**Task:**
Look through the material below. Copy each line that contains the string "kind".

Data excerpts
____
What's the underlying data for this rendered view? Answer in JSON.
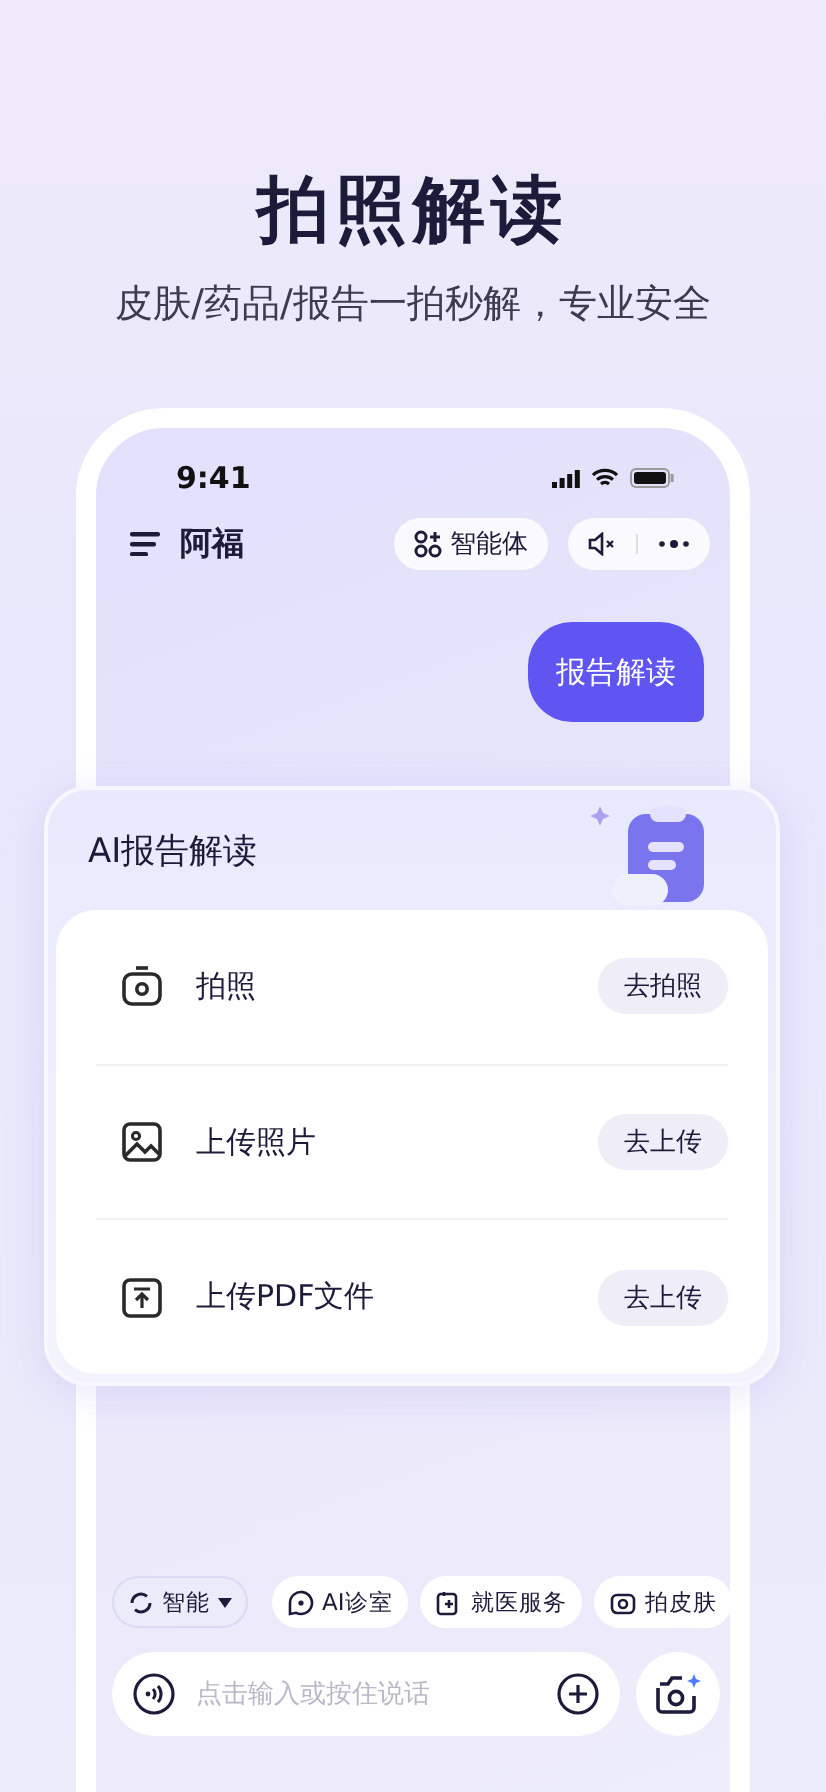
{
  "headline": "拍照解读",
  "subtitle": "皮肤/药品/报告一拍秒解，专业安全",
  "status_bar": {
    "time": "9:41"
  },
  "header": {
    "title": "阿福",
    "agent_button": "智能体"
  },
  "chat": {
    "bubble": "报告解读"
  },
  "report_card": {
    "title": "AI报告解读",
    "options": [
      {
        "kind": "camera",
        "label": "拍照",
        "action": "去拍照"
      },
      {
        "kind": "image",
        "label": "上传照片",
        "action": "去上传"
      },
      {
        "kind": "upload",
        "label": "上传PDF文件",
        "action": "去上传"
      }
    ]
  },
  "chips": [
    {
      "kind": "mode",
      "label": "智能"
    },
    {
      "kind": "clinic",
      "label": "AI诊室"
    },
    {
      "kind": "service",
      "label": "就医服务"
    },
    {
      "kind": "skin",
      "label": "拍皮肤"
    }
  ],
  "input": {
    "placeholder": "点击输入或按住说话"
  }
}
____
**Worked answer:**
        "kind": "camera",
        "kind": "image",
        "kind": "upload",
      "kind": "mode",
      "kind": "clinic",
      "kind": "service",
      "kind": "skin",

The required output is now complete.